What the exercise asks: Below is a listing to transcribe in full and exactly; keep the pictures out.

[Data records]
────────────────

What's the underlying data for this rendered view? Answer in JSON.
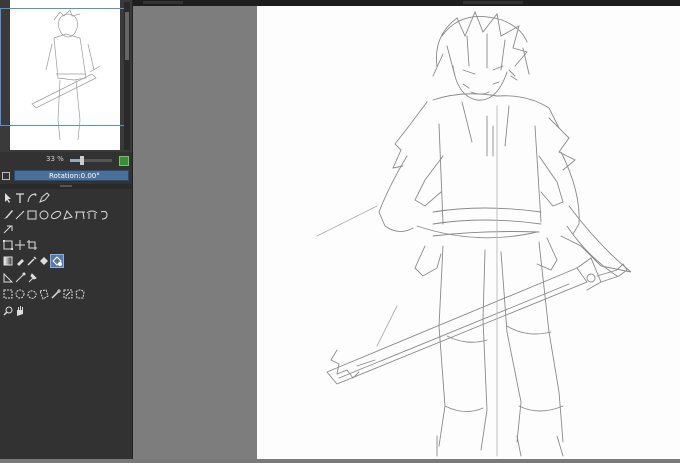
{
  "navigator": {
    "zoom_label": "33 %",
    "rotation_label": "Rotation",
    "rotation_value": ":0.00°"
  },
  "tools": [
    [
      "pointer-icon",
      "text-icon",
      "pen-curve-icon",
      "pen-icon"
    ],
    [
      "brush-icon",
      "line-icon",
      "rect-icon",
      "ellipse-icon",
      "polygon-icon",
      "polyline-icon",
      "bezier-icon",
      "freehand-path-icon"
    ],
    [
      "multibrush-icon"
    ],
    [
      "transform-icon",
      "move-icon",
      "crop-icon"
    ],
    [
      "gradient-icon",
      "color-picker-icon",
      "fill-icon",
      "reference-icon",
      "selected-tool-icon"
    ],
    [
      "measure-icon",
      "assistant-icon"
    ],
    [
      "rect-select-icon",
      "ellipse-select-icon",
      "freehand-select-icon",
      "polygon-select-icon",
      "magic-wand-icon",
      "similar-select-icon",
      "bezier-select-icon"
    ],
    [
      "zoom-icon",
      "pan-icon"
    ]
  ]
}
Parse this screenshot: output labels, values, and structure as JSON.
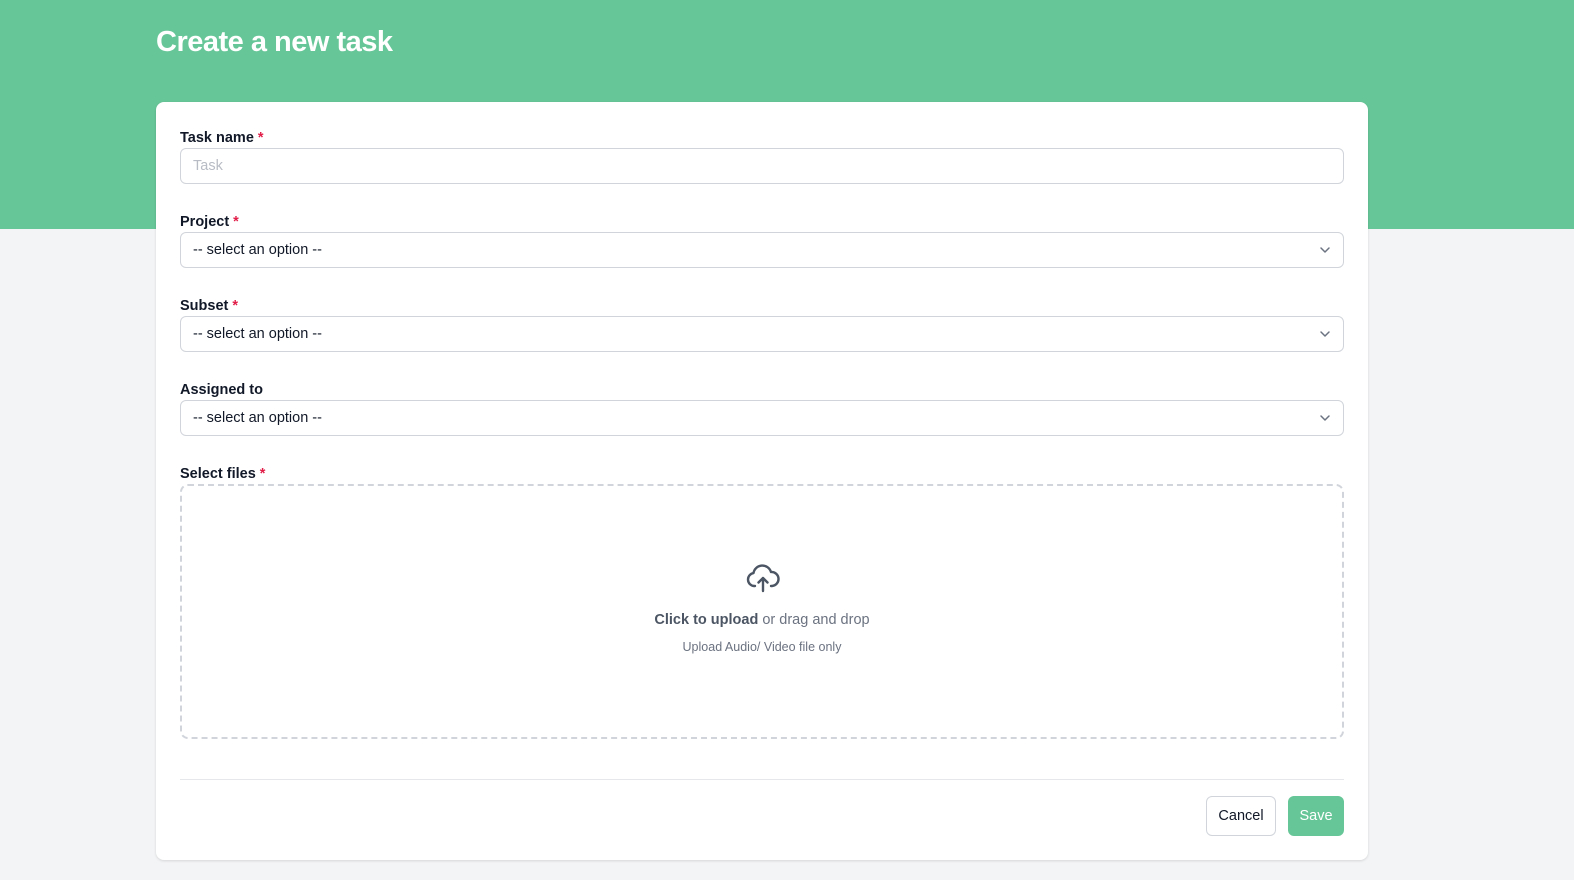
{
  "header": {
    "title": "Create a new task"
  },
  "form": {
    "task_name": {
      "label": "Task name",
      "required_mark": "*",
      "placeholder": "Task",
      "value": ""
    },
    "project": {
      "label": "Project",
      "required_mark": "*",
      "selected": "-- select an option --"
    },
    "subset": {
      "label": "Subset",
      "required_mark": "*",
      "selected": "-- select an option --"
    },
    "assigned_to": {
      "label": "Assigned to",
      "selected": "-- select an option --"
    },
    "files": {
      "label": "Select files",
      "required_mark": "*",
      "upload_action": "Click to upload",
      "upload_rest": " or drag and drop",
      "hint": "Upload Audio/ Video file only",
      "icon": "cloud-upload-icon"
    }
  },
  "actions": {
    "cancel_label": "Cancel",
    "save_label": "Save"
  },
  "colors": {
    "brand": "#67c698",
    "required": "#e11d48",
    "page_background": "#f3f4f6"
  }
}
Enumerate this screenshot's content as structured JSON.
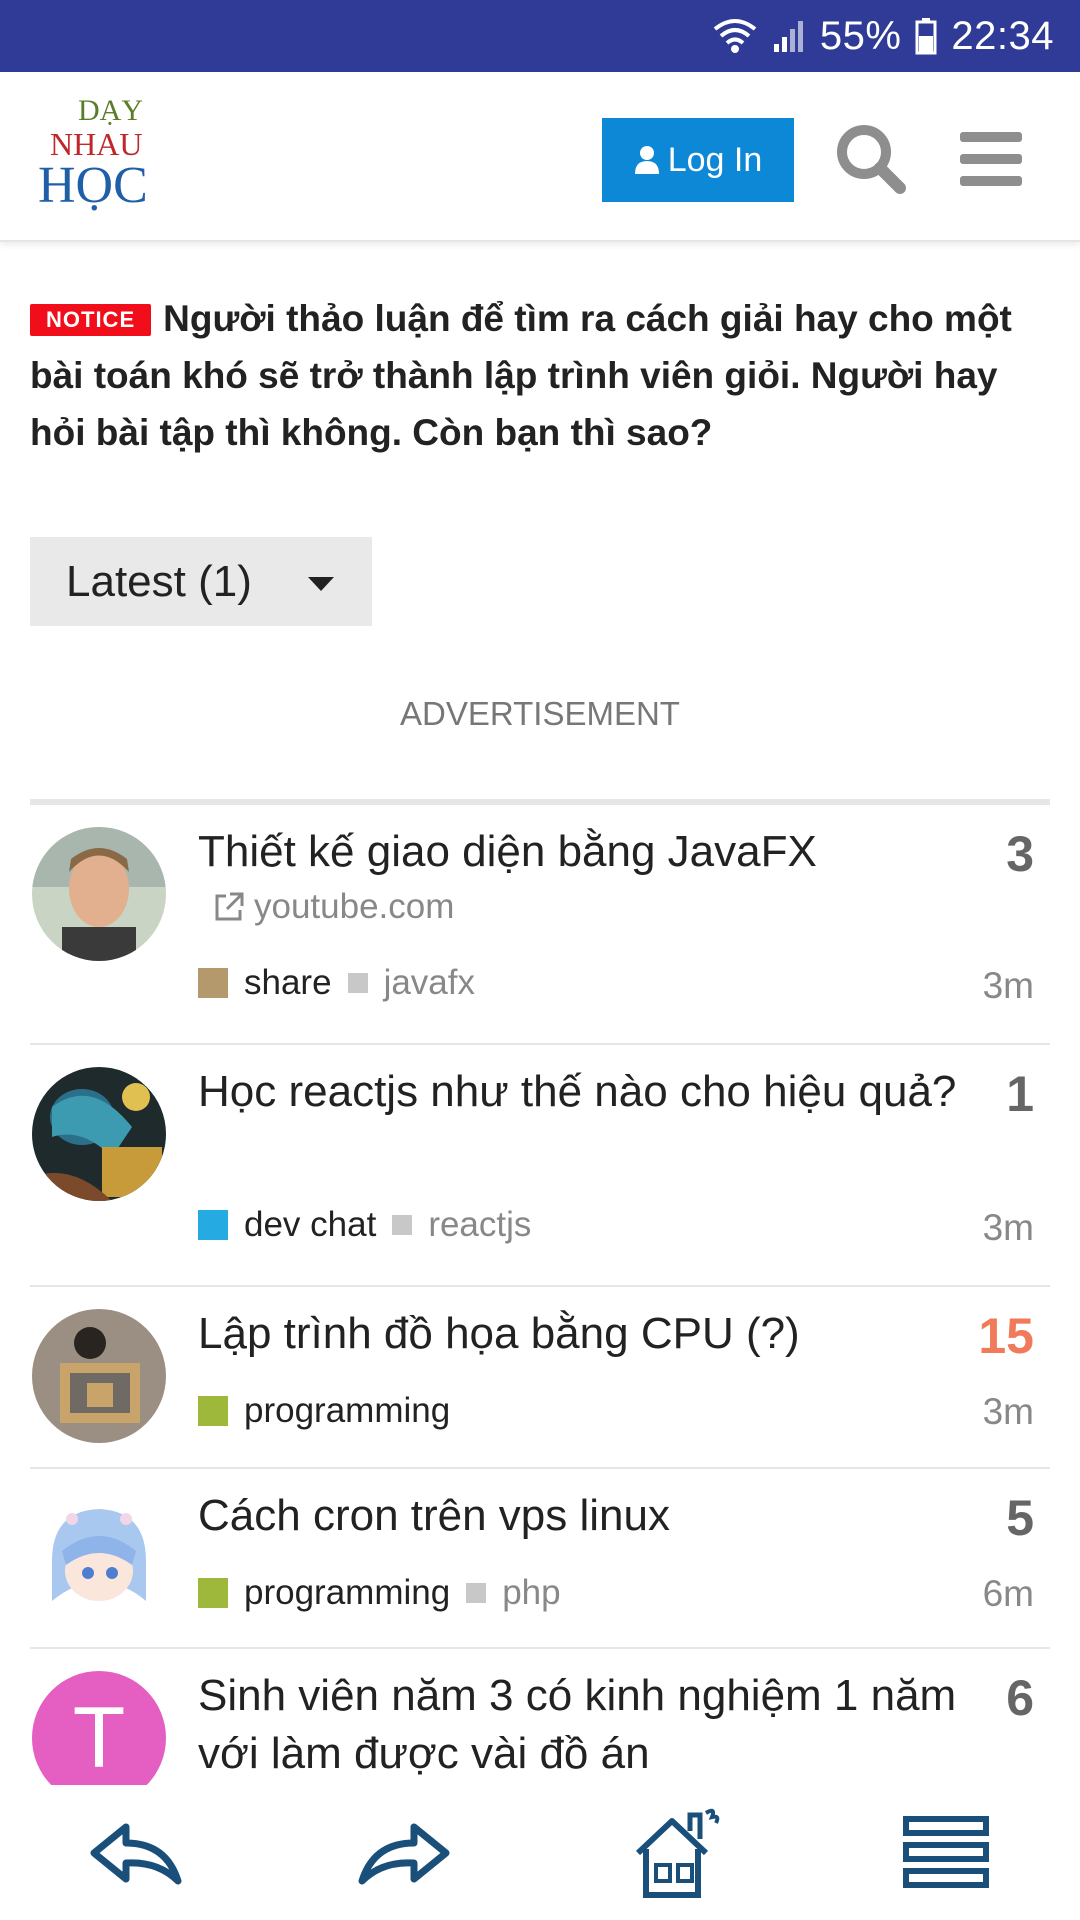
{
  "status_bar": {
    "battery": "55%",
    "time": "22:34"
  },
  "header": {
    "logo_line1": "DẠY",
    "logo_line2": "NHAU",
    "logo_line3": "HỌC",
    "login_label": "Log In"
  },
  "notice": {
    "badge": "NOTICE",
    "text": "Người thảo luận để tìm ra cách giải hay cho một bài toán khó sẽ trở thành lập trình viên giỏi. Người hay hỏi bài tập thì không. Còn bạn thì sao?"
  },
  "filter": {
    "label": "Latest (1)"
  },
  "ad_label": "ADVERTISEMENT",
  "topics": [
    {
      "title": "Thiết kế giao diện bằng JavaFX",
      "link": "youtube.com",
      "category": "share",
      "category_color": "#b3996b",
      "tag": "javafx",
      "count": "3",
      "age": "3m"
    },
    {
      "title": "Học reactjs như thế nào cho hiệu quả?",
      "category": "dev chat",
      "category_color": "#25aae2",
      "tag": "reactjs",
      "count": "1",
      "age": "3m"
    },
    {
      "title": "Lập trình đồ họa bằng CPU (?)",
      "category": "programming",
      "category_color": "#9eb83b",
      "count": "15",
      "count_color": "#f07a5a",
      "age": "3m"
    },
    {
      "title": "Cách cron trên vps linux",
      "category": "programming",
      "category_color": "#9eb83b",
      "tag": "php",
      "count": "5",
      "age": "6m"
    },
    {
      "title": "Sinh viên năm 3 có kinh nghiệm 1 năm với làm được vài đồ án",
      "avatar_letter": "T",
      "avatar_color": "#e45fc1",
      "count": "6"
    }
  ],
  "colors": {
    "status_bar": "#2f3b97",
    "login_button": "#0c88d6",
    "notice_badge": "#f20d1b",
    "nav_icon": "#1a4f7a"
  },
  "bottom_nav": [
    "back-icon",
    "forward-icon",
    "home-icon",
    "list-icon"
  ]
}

────────────────

Answer for this exercise:
What's the underlying data for this rendered view? Answer in JSON.
{
  "navigator": {
    "zoom_label": "33 %",
    "rotation_label": "Rotation",
    "rotation_value": ":0.00°"
  },
  "tools": [
    [
      "pointer-icon",
      "text-icon",
      "pen-curve-icon",
      "pen-icon"
    ],
    [
      "brush-icon",
      "line-icon",
      "rect-icon",
      "ellipse-icon",
      "polygon-icon",
      "polyline-icon",
      "bezier-icon",
      "freehand-path-icon"
    ],
    [
      "multibrush-icon"
    ],
    [
      "transform-icon",
      "move-icon",
      "crop-icon"
    ],
    [
      "gradient-icon",
      "color-picker-icon",
      "fill-icon",
      "reference-icon",
      "selected-tool-icon"
    ],
    [
      "measure-icon",
      "assistant-icon"
    ],
    [
      "rect-select-icon",
      "ellipse-select-icon",
      "freehand-select-icon",
      "polygon-select-icon",
      "magic-wand-icon",
      "similar-select-icon",
      "bezier-select-icon"
    ],
    [
      "zoom-icon",
      "pan-icon"
    ]
  ]
}
Parse this screenshot: output labels, values, and structure as JSON.
{
  "header": {
    "title": "Create a new task"
  },
  "form": {
    "task_name": {
      "label": "Task name",
      "required_mark": "*",
      "placeholder": "Task",
      "value": ""
    },
    "project": {
      "label": "Project",
      "required_mark": "*",
      "selected": "-- select an option --"
    },
    "subset": {
      "label": "Subset",
      "required_mark": "*",
      "selected": "-- select an option --"
    },
    "assigned_to": {
      "label": "Assigned to",
      "selected": "-- select an option --"
    },
    "files": {
      "label": "Select files",
      "required_mark": "*",
      "upload_action": "Click to upload",
      "upload_rest": " or drag and drop",
      "hint": "Upload Audio/ Video file only",
      "icon": "cloud-upload-icon"
    }
  },
  "actions": {
    "cancel_label": "Cancel",
    "save_label": "Save"
  },
  "colors": {
    "brand": "#67c698",
    "required": "#e11d48",
    "page_background": "#f3f4f6"
  }
}
Enumerate this screenshot's content as structured JSON.
{
  "status_bar": {
    "battery": "55%",
    "time": "22:34"
  },
  "header": {
    "logo_line1": "DẠY",
    "logo_line2": "NHAU",
    "logo_line3": "HỌC",
    "login_label": "Log In"
  },
  "notice": {
    "badge": "NOTICE",
    "text": "Người thảo luận để tìm ra cách giải hay cho một bài toán khó sẽ trở thành lập trình viên giỏi. Người hay hỏi bài tập thì không. Còn bạn thì sao?"
  },
  "filter": {
    "label": "Latest (1)"
  },
  "ad_label": "ADVERTISEMENT",
  "topics": [
    {
      "title": "Thiết kế giao diện bằng JavaFX",
      "link": "youtube.com",
      "category": "share",
      "category_color": "#b3996b",
      "tag": "javafx",
      "count": "3",
      "age": "3m"
    },
    {
      "title": "Học reactjs như thế nào cho hiệu quả?",
      "category": "dev chat",
      "category_color": "#25aae2",
      "tag": "reactjs",
      "count": "1",
      "age": "3m"
    },
    {
      "title": "Lập trình đồ họa bằng CPU (?)",
      "category": "programming",
      "category_color": "#9eb83b",
      "count": "15",
      "count_color": "#f07a5a",
      "age": "3m"
    },
    {
      "title": "Cách cron trên vps linux",
      "category": "programming",
      "category_color": "#9eb83b",
      "tag": "php",
      "count": "5",
      "age": "6m"
    },
    {
      "title": "Sinh viên năm 3 có kinh nghiệm 1 năm với làm được vài đồ án",
      "avatar_letter": "T",
      "avatar_color": "#e45fc1",
      "count": "6"
    }
  ],
  "colors": {
    "status_bar": "#2f3b97",
    "login_button": "#0c88d6",
    "notice_badge": "#f20d1b",
    "nav_icon": "#1a4f7a"
  },
  "bottom_nav": [
    "back-icon",
    "forward-icon",
    "home-icon",
    "list-icon"
  ]
}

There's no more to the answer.